Return the listing below unchanged, minus its pictures.

Data entries
=-=-=-=-=

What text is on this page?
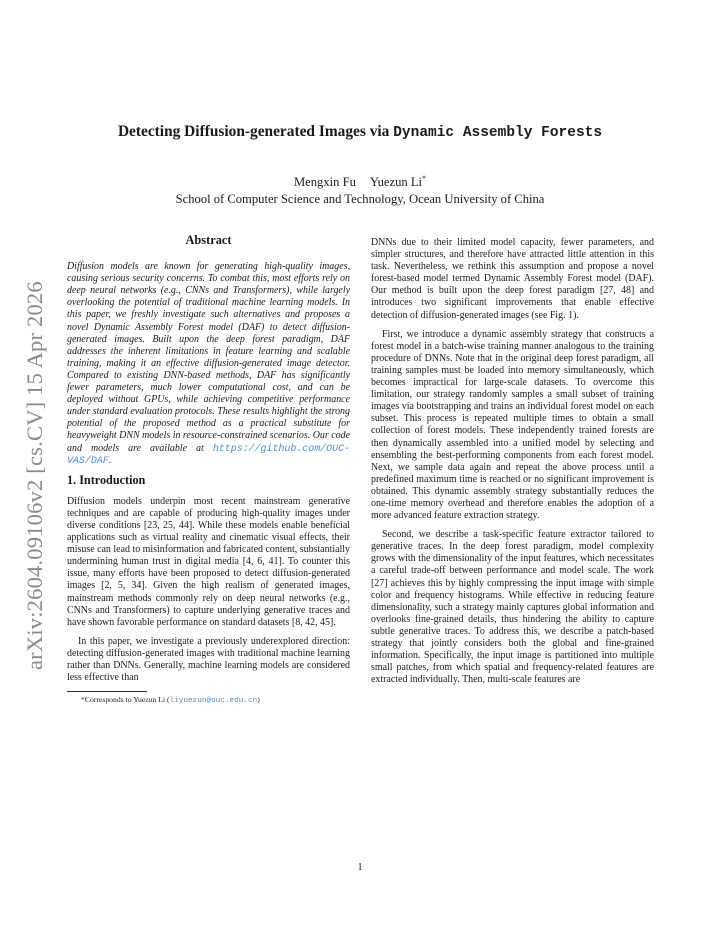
arXiv:2604.09106v2 [cs.CV] 15 Apr 2026
Detecting Diffusion-generated Images via Dynamic Assembly Forests
Mengxin Fu Yuezun Li*
School of Computer Science and Technology, Ocean University of China
Abstract

Diffusion models are known for generating high-quality images, causing serious security concerns. To combat this, most efforts rely on deep neural networks (e.g., CNNs and Transformers), while largely overlooking the potential of traditional machine learning models. In this paper, we freshly investigate such alternatives and proposes a novel Dynamic Assembly Forest model (DAF) to detect diffusion-generated images. Built upon the deep forest paradigm, DAF addresses the inherent limitations in feature learning and scalable training, making it an effective diffusion-generated image detector. Compared to existing DNN-based methods, DAF has significantly fewer parameters, much lower computational cost, and can be deployed without GPUs, while achieving competitive performance under standard evaluation protocols. These results highlight the strong potential of the proposed method as a practical substitute for heavyweight DNN models in resource-constrained scenarios. Our code and models are available at https://github.com/OUC-VAS/DAF.

1. Introduction

Diffusion models underpin most recent mainstream generative techniques and are capable of producing high-quality images under diverse conditions [23, 25, 44]. While these models enable beneficial applications such as virtual reality and cinematic visual effects, their misuse can lead to misinformation and fabricated content, substantially undermining human trust in digital media [4, 6, 41]. To counter this issue, many efforts have been proposed to detect diffusion-generated images [2, 5, 34]. Given the high realism of generated images, mainstream methods commonly rely on deep neural networks (e.g., CNNs and Transformers) to capture underlying generative traces and have shown favorable performance on standard datasets [8, 42, 45].

In this paper, we investigate a previously underexplored direction: detecting diffusion-generated images with traditional machine learning rather than DNNs. Generally, machine learning models are considered less effective than

*Corresponds to Yuezun Li (liyuezun@ouc.edu.cn)

DNNs due to their limited model capacity, fewer parameters, and simpler structures, and therefore have attracted little attention in this task. Nevertheless, we rethink this assumption and propose a novel forest-based model termed Dynamic Assembly Forest model (DAF). Our method is built upon the deep forest paradigm [27, 48] and introduces two significant improvements that enable effective detection of diffusion-generated images (see Fig. 1).

First, we introduce a dynamic assembly strategy that constructs a forest model in a batch-wise training manner analogous to the training procedure of DNNs. Note that in the original deep forest paradigm, all training samples must be loaded into memory simultaneously, which becomes impractical for large-scale datasets. To overcome this limitation, our strategy randomly samples a small subset of training images via bootstrapping and trains an individual forest model on each subset. This process is repeated multiple times to obtain a small collection of forest models. These independently trained forests are then dynamically assembled into a unified model by selecting and ensembling the best-performing components from each forest model. Next, we sample data again and repeat the above process until a predefined maximum time is reached or no significant improvement is obtained. This dynamic assembly strategy substantially reduces the one-time memory overhead and therefore enables the adoption of a more advanced feature extraction strategy.

Second, we describe a task-specific feature extractor tailored to generative traces. In the deep forest paradigm, model complexity grows with the dimensionality of the input features, which necessitates a careful trade-off between performance and model scale. The work [27] achieves this by highly compressing the input image with simple color and frequency histograms. While effective in reducing feature dimensionality, such a strategy mainly captures global information and overlooks fine-grained details, thus hindering the ability to capture subtle generative traces. To address this, we describe a patch-based strategy that jointly considers both the global and fine-grained information. Specifically, the input image is partitioned into multiple small patches, from which spatial and frequency-related features are extracted individually. Then, multi-scale features are

1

=-=-=-=-=

*The result*.
What text is on this page?
arXiv:2604.09106v2 [cs.CV] 15 Apr 2026
Detecting Diffusion-generated Images via Dynamic Assembly Forests
Mengxin Fu Yuezun Li*
School of Computer Science and Technology, Ocean University of China
Abstract

Diffusion models are known for generating high-quality images, causing serious security concerns. To combat this, most efforts rely on deep neural networks (e.g., CNNs and Transformers), while largely overlooking the potential of traditional machine learning models. In this paper, we freshly investigate such alternatives and proposes a novel Dynamic Assembly Forest model (DAF) to detect diffusion-generated images. Built upon the deep forest paradigm, DAF addresses the inherent limitations in feature learning and scalable training, making it an effective diffusion-generated image detector. Compared to existing DNN-based methods, DAF has significantly fewer parameters, much lower computational cost, and can be deployed without GPUs, while achieving competitive performance under standard evaluation protocols. These results highlight the strong potential of the proposed method as a practical substitute for heavyweight DNN models in resource-constrained scenarios. Our code and models are available at https://github.com/OUC-VAS/DAF.

1. Introduction

Diffusion models underpin most recent mainstream generative techniques and are capable of producing high-quality images under diverse conditions [23, 25, 44]. While these models enable beneficial applications such as virtual reality and cinematic visual effects, their misuse can lead to misinformation and fabricated content, substantially undermining human trust in digital media [4, 6, 41]. To counter this issue, many efforts have been proposed to detect diffusion-generated images [2, 5, 34]. Given the high realism of generated images, mainstream methods commonly rely on deep neural networks (e.g., CNNs and Transformers) to capture underlying generative traces and have shown favorable performance on standard datasets [8, 42, 45].

In this paper, we investigate a previously underexplored direction: detecting diffusion-generated images with traditional machine learning rather than DNNs. Generally, machine learning models are considered less effective than

*Corresponds to Yuezun Li (liyuezun@ouc.edu.cn)

DNNs due to their limited model capacity, fewer parameters, and simpler structures, and therefore have attracted little attention in this task. Nevertheless, we rethink this assumption and propose a novel forest-based model termed Dynamic Assembly Forest model (DAF). Our method is built upon the deep forest paradigm [27, 48] and introduces two significant improvements that enable effective detection of diffusion-generated images (see Fig. 1).

First, we introduce a dynamic assembly strategy that constructs a forest model in a batch-wise training manner analogous to the training procedure of DNNs. Note that in the original deep forest paradigm, all training samples must be loaded into memory simultaneously, which becomes impractical for large-scale datasets. To overcome this limitation, our strategy randomly samples a small subset of training images via bootstrapping and trains an individual forest model on each subset. This process is repeated multiple times to obtain a small collection of forest models. These independently trained forests are then dynamically assembled into a unified model by selecting and ensembling the best-performing components from each forest model. Next, we sample data again and repeat the above process until a predefined maximum time is reached or no significant improvement is obtained. This dynamic assembly strategy substantially reduces the one-time memory overhead and therefore enables the adoption of a more advanced feature extraction strategy.

Second, we describe a task-specific feature extractor tailored to generative traces. In the deep forest paradigm, model complexity grows with the dimensionality of the input features, which necessitates a careful trade-off between performance and model scale. The work [27] achieves this by highly compressing the input image with simple color and frequency histograms. While effective in reducing feature dimensionality, such a strategy mainly captures global information and overlooks fine-grained details, thus hindering the ability to capture subtle generative traces. To address this, we describe a patch-based strategy that jointly considers both the global and fine-grained information. Specifically, the input image is partitioned into multiple small patches, from which spatial and frequency-related features are extracted individually. Then, multi-scale features are

1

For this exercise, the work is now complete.